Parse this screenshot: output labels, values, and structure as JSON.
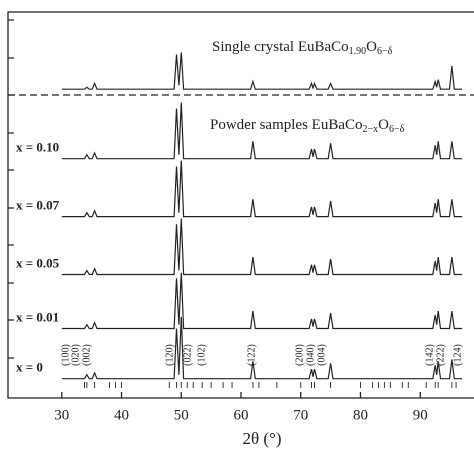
{
  "chart_data": {
    "type": "line",
    "x_label": "2θ (°)",
    "xlim": [
      21,
      99
    ],
    "xticks": [
      30,
      40,
      50,
      60,
      70,
      80,
      90
    ],
    "ylim": [
      0,
      100
    ],
    "x": [
      30,
      33.8,
      34.2,
      34.6,
      35.1,
      35.5,
      35.9,
      48.8,
      49.2,
      49.6,
      50.0,
      50.4,
      61.6,
      62.0,
      62.4,
      71.4,
      71.8,
      72.05,
      72.3,
      72.7,
      74.6,
      75.0,
      75.4,
      92.1,
      92.5,
      92.75,
      93.0,
      93.4,
      94.9,
      95.3,
      95.7,
      97
    ],
    "color": "#222222",
    "series": [
      {
        "values": [
          80,
          80,
          80.5,
          80,
          80,
          81.5,
          80,
          80,
          89,
          81,
          89.5,
          80,
          80,
          82,
          80,
          80,
          81.5,
          80.3,
          81.5,
          80,
          80,
          81.5,
          80,
          80,
          82,
          80.5,
          82.5,
          80,
          80,
          86,
          80,
          80
        ]
      },
      {
        "name": "x = 0.10",
        "values": [
          62,
          62,
          63,
          62,
          62,
          63.5,
          62,
          62,
          75,
          63,
          76.5,
          62,
          62,
          66.5,
          62,
          62,
          64.5,
          62.5,
          64.5,
          62,
          62,
          66,
          62,
          62,
          65.5,
          63,
          66.5,
          62,
          62,
          66.5,
          62,
          62
        ]
      },
      {
        "name": "x = 0.07",
        "values": [
          47,
          47,
          48,
          47,
          47,
          48.5,
          47,
          47,
          60,
          48,
          61.5,
          47,
          47,
          51.5,
          47,
          47,
          49.5,
          47.5,
          49.5,
          47,
          47,
          51,
          47,
          47,
          50.5,
          48,
          51.5,
          47,
          47,
          51.5,
          47,
          47
        ]
      },
      {
        "name": "x = 0.05",
        "values": [
          32,
          32,
          33,
          32,
          32,
          33.5,
          32,
          32,
          45,
          33,
          46.5,
          32,
          32,
          36.5,
          32,
          32,
          34.5,
          32.5,
          34.5,
          32,
          32,
          36,
          32,
          32,
          35.5,
          33,
          36.5,
          32,
          32,
          36.5,
          32,
          32
        ]
      },
      {
        "name": "x = 0.01",
        "values": [
          18,
          18,
          19,
          18,
          18,
          19.5,
          18,
          18,
          31,
          19,
          32.5,
          18,
          18,
          22.5,
          18,
          18,
          20.5,
          18.5,
          20.5,
          18,
          18,
          22,
          18,
          18,
          21.5,
          19,
          22.5,
          18,
          18,
          22.5,
          18,
          18
        ]
      },
      {
        "name": "x = 0",
        "values": [
          5,
          5,
          6,
          5,
          5,
          6.5,
          5,
          5,
          18,
          6,
          21,
          5,
          5,
          9.5,
          5,
          5,
          7.5,
          5.5,
          7.5,
          5,
          5,
          9,
          5,
          5,
          8.5,
          6,
          9.5,
          5,
          5,
          10,
          5,
          5
        ]
      }
    ],
    "separator": 78.5,
    "annotations": [
      [
        {
          "text": "Single crystal EuBaCo"
        },
        {
          "text": "1.90",
          "sub": true
        },
        {
          "text": "O"
        },
        {
          "text": "6−δ",
          "sub": true
        }
      ],
      [
        {
          "text": "Powder samples EuBaCo"
        },
        {
          "text": "2−x",
          "sub": true
        },
        {
          "text": "O"
        },
        {
          "text": "6−δ",
          "sub": true
        }
      ]
    ],
    "reflection_labels": [
      "(100)",
      "(020)",
      "(002)",
      "(120)",
      "(022)",
      "(102)",
      "(122)",
      "(200)",
      "(040)",
      "(004)",
      "(142)",
      "(222)",
      "(124)"
    ],
    "reflections": [
      33.8,
      34.2,
      35.5,
      38,
      39,
      40,
      48,
      49.2,
      50,
      51,
      52,
      53.5,
      55,
      57,
      58.5,
      62,
      63,
      66,
      70,
      71.8,
      72.3,
      75,
      80,
      82,
      83,
      84,
      85,
      87,
      88,
      91,
      92.5,
      93,
      95.3,
      96
    ]
  }
}
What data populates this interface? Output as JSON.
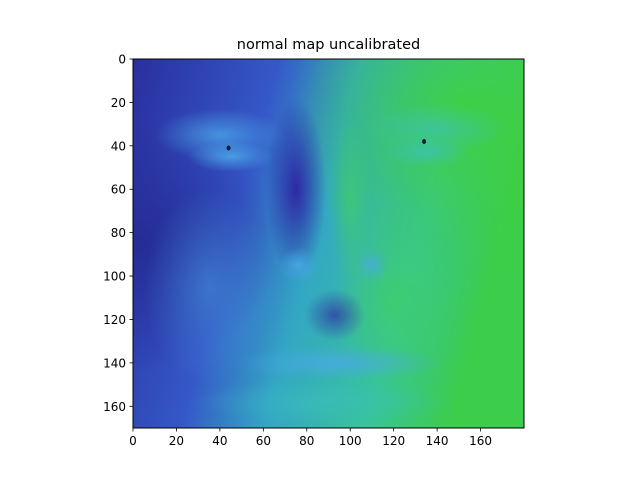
{
  "chart_data": {
    "type": "heatmap",
    "title": "normal map uncalibrated",
    "xlabel": "",
    "ylabel": "",
    "xlim": [
      0,
      180
    ],
    "ylim": [
      170,
      0
    ],
    "x_ticks": [
      0,
      20,
      40,
      60,
      80,
      100,
      120,
      140,
      160
    ],
    "y_ticks": [
      0,
      20,
      40,
      60,
      80,
      100,
      120,
      140,
      160
    ],
    "grid": false,
    "legend": "none",
    "colors": {
      "deep_blue": "#2a2f9e",
      "mid_blue": "#3d6fd0",
      "cyan": "#35b6c8",
      "green": "#3ccd4a",
      "indigo_shadow": "#2c22a0"
    },
    "content": "false-color surface normal map of a human face"
  }
}
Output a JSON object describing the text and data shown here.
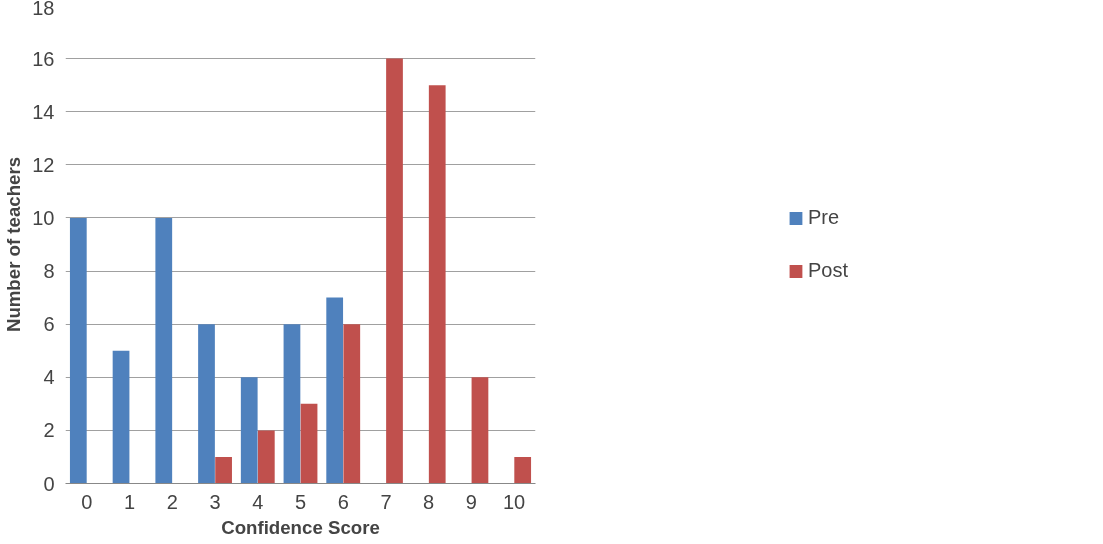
{
  "chart_data": {
    "type": "bar",
    "xlabel": "Confidence Score",
    "ylabel": "Number of teachers",
    "categories": [
      "0",
      "1",
      "2",
      "3",
      "4",
      "5",
      "6",
      "7",
      "8",
      "9",
      "10"
    ],
    "series": [
      {
        "name": "Pre",
        "color": "#4f81bd",
        "values": [
          10,
          5,
          10,
          6,
          4,
          6,
          7,
          0,
          0,
          0,
          0
        ]
      },
      {
        "name": "Post",
        "color": "#c0504d",
        "values": [
          0,
          0,
          0,
          1,
          2,
          3,
          6,
          16,
          15,
          4,
          1
        ]
      }
    ],
    "ylim": [
      0,
      18
    ],
    "yticks": [
      0,
      2,
      4,
      6,
      8,
      10,
      12,
      14,
      16,
      18
    ],
    "grid": "y",
    "legend": "right"
  }
}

━━━━━━━━━━━━━━━━━━━━━━━━━━━━━━

» Written exercise
Using the records above, copy each line that contains "normal".

» Final result
    "title": "normal map uncalibrated",
    "content": "false-color surface normal map of a human face"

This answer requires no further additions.